● Objetivo de la tarea: Según el pasaje que aparece más abajo, ¿qué botones se pulsan en PS4 para regar con la trompa? Responde, por favor, en una sola frase.

● Pasaje proporcionado:

=-=-=

Ciertamente, se aprecia el gen de los endless runner —‘Canabalt’, ‘Flood Runner’, etc—. A nuestro soldado no se le agotan las energías de correr en estampida, no hay medidor de stamina o similares. Sí hay, en cambio, un nivel de agua. A lo largo de las secciones nos encontramos con bocas de riego y si abusamos en las partes donde regamos con la trompa —pulsando R1 o R2, indistintamente, en PS4—, tanto para apagar zonas peligrosas, anular trampas eléctricas o detener obstáculos con forma de calavera, el juego casi CASI siempre nos condena a volver sobre nuestros pasos o sacrificar una vida. No es, contra lo que pudiera pensarse, un videojuego de ensayo-error, o ingenio fértil, como sí podría ser ‘Super Time Force’ y el brillante ‘Shovel Knight’, sino de paciencia y temple. Un hándicap contra ese correr hacia adelante tan habitual en el erizo azul. Ya saben lo que dicen: la potencia sin control no sirve de nada. El verdadero problema, entonces, reside en una disrupción lúdica, una disociación estético-narrativa: el juego invita a la locura, al desmadre, casi a machacar botones, pero castiga al indómito y con bastante severidad si se nos ocurre hacerlo. Algunos niveles del último tercio pueden desesperar por repetición, por rozar bombas donde el mapa no enfoca correctamente y, sin remedio, chocamos y palmamos. Otro ejemplo: aquí no hay speedrun que valga, el juego computa las bajas enemigas y no desbloquea nuevos niveles hasta que no llegamos a cierto número, bastante elevado aunque accesible. Es, por tanto, un juego consecuente con la reiteración y el rejugueo de fases.

=-=-=

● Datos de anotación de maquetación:
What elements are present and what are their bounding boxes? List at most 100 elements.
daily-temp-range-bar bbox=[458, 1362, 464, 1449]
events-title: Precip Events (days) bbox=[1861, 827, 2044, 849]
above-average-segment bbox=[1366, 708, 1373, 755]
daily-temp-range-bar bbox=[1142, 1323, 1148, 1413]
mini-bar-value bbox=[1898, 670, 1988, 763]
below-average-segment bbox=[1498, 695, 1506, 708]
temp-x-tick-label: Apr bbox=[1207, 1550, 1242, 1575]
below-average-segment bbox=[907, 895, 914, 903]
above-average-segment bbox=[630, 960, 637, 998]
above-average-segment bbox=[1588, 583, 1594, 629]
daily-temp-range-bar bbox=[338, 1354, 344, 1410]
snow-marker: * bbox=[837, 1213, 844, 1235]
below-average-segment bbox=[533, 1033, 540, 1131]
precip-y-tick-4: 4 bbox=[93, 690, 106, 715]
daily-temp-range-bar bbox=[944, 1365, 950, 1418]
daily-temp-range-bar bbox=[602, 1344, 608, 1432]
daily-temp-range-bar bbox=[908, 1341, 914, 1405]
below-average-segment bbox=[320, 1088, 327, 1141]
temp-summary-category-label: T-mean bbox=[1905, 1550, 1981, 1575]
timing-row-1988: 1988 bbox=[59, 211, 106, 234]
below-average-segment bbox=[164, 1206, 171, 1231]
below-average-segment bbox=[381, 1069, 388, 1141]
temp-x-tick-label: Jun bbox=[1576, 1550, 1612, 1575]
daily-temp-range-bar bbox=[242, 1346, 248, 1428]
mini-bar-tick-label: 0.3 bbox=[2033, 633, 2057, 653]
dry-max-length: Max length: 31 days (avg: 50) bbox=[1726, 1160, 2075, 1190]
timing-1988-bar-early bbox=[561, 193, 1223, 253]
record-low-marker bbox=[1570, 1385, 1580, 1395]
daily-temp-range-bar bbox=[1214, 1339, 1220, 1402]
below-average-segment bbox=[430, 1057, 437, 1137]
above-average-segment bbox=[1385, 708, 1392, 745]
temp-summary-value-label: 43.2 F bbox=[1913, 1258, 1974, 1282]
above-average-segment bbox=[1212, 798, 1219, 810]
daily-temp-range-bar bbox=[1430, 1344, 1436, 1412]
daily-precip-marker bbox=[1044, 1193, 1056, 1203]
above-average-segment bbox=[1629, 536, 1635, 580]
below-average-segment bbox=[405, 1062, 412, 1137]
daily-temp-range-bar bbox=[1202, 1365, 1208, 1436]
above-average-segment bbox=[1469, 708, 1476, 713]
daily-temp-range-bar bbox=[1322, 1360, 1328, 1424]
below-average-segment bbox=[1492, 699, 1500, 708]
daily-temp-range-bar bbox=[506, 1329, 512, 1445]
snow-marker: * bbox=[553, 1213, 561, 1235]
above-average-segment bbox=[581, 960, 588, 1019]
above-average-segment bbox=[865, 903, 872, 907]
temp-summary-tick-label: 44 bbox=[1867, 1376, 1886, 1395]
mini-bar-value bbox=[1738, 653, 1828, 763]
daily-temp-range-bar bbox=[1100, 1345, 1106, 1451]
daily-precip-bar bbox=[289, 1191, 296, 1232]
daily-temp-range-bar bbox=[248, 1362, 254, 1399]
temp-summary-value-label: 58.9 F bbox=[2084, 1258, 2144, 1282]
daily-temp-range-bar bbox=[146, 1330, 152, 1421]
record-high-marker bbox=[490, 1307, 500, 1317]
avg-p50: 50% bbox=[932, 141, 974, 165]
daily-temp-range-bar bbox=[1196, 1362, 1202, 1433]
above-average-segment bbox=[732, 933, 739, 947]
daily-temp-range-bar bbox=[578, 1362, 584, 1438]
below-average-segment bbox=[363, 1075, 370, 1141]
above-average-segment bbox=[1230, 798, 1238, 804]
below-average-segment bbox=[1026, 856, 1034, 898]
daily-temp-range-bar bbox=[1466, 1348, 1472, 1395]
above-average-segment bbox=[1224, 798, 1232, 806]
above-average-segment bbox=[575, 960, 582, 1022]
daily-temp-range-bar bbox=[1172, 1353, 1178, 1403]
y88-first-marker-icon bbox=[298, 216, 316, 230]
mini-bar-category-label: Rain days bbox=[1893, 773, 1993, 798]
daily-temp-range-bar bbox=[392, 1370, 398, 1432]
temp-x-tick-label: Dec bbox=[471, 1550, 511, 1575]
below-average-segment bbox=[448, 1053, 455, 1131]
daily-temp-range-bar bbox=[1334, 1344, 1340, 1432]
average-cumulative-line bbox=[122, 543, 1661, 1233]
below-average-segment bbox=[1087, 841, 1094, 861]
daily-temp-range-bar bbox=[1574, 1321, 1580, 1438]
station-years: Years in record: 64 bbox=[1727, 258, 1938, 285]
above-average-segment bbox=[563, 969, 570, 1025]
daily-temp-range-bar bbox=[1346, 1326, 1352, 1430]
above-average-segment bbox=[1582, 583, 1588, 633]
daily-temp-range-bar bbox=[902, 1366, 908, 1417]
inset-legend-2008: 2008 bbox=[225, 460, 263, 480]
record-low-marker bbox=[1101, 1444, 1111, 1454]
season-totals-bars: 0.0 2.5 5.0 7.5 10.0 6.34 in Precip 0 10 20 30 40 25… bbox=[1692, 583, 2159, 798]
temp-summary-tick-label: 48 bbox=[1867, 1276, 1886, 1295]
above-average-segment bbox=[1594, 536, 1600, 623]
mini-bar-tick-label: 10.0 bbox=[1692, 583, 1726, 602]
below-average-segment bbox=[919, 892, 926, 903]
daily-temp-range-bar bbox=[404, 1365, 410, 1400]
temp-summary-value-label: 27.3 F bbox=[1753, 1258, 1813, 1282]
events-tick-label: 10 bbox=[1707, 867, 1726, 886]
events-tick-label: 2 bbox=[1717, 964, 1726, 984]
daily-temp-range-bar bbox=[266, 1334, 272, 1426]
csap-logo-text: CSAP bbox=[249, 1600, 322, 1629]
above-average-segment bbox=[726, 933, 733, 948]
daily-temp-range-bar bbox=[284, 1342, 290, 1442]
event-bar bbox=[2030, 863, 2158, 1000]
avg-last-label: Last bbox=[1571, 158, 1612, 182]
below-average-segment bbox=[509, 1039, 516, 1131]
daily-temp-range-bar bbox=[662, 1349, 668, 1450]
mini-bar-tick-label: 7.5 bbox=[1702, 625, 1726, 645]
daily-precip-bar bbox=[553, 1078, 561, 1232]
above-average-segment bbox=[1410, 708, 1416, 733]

=-=-=

● Solución del problema: Se pulsa R1 o R2, indistintamente.